ARTICLE
For encoding, the speedup is slightly better than for tile parallelism, and the quality loss per added thread is less than for tile threading. For example, in my experiments, frame-multithreading in Eve/VP9 costs 0.0% BDRATE loss for a 1.8x speedup going from 1 to 2 threads, but tile threading only gives a 1.7x speedup and has a BDRATE quality loss of around 0.5%. This pattern holds for more threads, and tends to be true across multiple codecs and encoders. Now, obviously, libaom/vpx have no frame threaded encoding so not much to be said there. But in x264, my experience from many years ago is that they switches from slice to frame multi-threaded encoding for the same reason: better scaling *and* less BDRATE quality loss. So far, so good.

OK, next, decoding. This is trickier. For ffh264, for example, we classically found that frame-multithreaded decoding gives a higher speedup than slice-multi-threaded decoding per added thread. Given this pattern of frame multithreading scaling better *and* having less quality loss than within-frame alternatives in a variety of codecs, you'd expect everything to be good, right? Well, not exactly. It holds true, but only to some extend.

The problem in decoding of vp9/av1 is that frames depend on entropy output of the previous frame. For h264/5, cabac state resets in each frame, but this is not true for vp9/av1. So, for frame-multithreading, you need to split decoding in 2 passes, and pass 1 of the next dependent frame can only start when the previous frame finished it's pass 1 and started its pass 2. So, vp9/av1 *decoding* scale less well than h264 *decoding* when using frame multithreading. Fortunately, the system load doesn't go up either, so really what it means is that you need more threads to fully saturate a system. It's even better if you combine frame and tile threading, like what dav1d does.

Wait, you're asking now, what about that statement that frame parallelism is bad in libvpx? Well, it's not what you think it is. --frame-parallel in vpxenc has nothing to do with frame multi-threading in the encoder. It's a header bit that removes the entropy dependency I just talked about. So now, it scales better when using frame multi-threading, which is why this bit is called the "frame parallelism" bit, but it also costs you all backwards entropy, incurring >1% BDRATE quality loss. However, there is no reason to do this. Hardware is not allowed to support higher resolutions with vs. without this feature, and there is no software decoder that implements frame multithreading with but not without entropy dependencies disabled. And if entropy dependencies are present, you can saturate system load anyway by simply using more threads. So the whole thing is kind of silly. Why give up quality for no gain whatsoever?

INFORMATION SHOWN
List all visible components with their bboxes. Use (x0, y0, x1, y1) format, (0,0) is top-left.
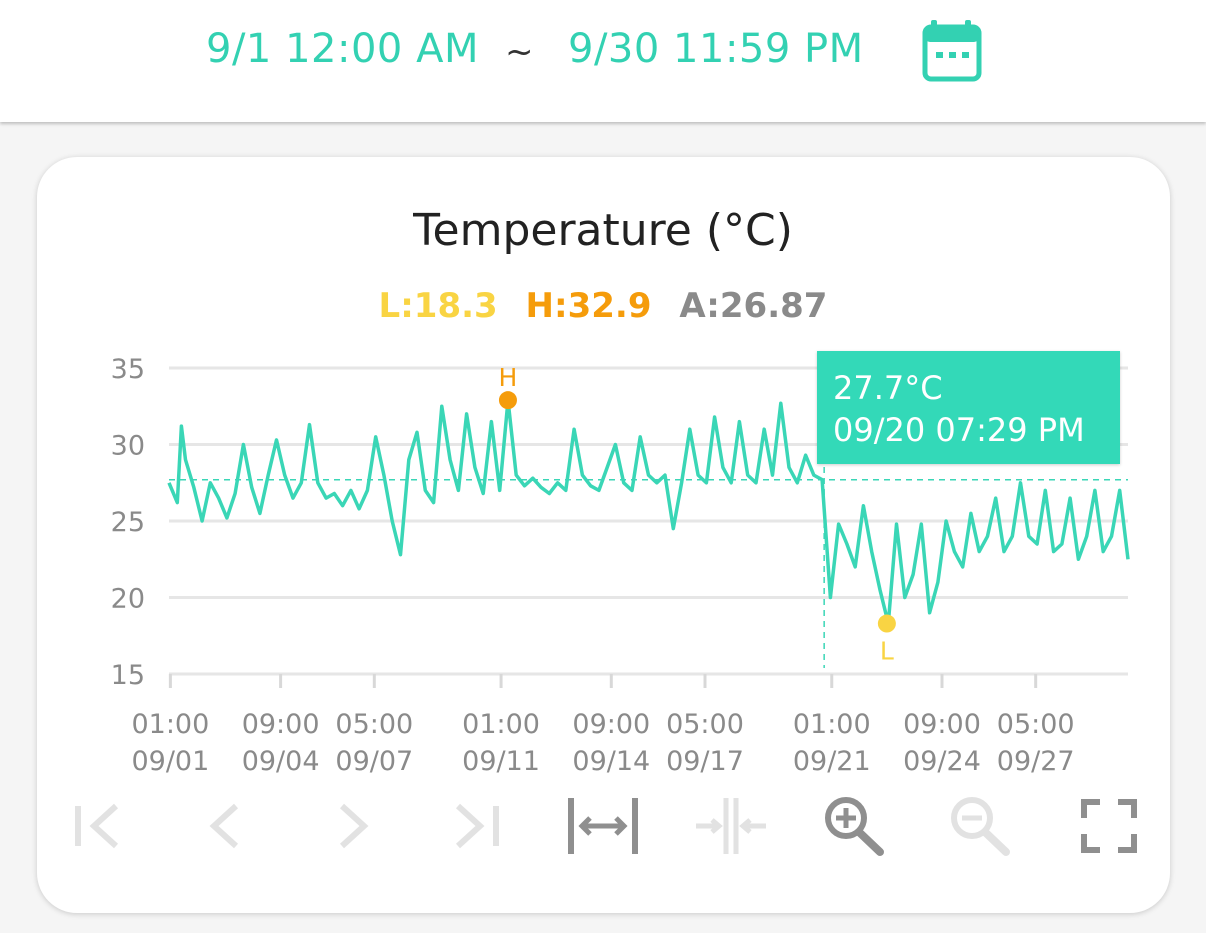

* * *

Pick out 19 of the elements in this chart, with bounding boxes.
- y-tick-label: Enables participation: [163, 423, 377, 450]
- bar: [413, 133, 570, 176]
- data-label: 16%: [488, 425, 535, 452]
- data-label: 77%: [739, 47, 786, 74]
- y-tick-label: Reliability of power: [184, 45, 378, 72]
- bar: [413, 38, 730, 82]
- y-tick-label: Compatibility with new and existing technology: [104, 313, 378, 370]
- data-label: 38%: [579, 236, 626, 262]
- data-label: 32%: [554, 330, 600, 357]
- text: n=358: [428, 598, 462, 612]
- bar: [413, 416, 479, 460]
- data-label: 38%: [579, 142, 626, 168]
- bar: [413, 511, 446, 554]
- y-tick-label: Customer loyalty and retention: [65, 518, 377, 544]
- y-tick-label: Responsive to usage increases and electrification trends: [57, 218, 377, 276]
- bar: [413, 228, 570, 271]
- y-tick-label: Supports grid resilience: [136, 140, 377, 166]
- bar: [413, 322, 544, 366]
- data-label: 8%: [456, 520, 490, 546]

REQUIRED TASKS
a - Repeat the part of the frame multithreading text starting at "The problem in" and ending at "what dav1d does.".
b - In the records, substitute "value-label" for "data-label" in the lines starting at the line containing "Pick out 19" and ending at the line containing "- bar: [413, 416, 479, 460]". Return only those lines.
The text and the records come from unrelated sources.

RESPONSES BY TASK
a -
The problem in decoding of vp9/av1 is that frames depend on entropy output of the previous frame. For h264/5, cabac state resets in each frame, but this is not true for vp9/av1. So, for frame-multithreading, you need to split decoding in 2 passes, and pass 1 of the next dependent frame can only start when the previous frame finished it's pass 1 and started its pass 2. So, vp9/av1 *decoding* scale less well than h264 *decoding* when using frame multithreading. Fortunately, the system load doesn't go up either, so really what it means is that you need more threads to fully saturate a system. It's even better if you combine frame and tile threading, like what dav1d does.

b -
Pick out 19 of the elements in this chart, with bounding boxes.
- y-tick-label: Enables participation: [163, 423, 377, 450]
- bar: [413, 133, 570, 176]
- value-label: 16%: [488, 425, 535, 452]
- value-label: 77%: [739, 47, 786, 74]
- y-tick-label: Reliability of power: [184, 45, 378, 72]
- bar: [413, 38, 730, 82]
- y-tick-label: Compatibility with new and existing technology: [104, 313, 378, 370]
- value-label: 38%: [579, 236, 626, 262]
- value-label: 32%: [554, 330, 600, 357]
- text: n=358: [428, 598, 462, 612]
- bar: [413, 416, 479, 460]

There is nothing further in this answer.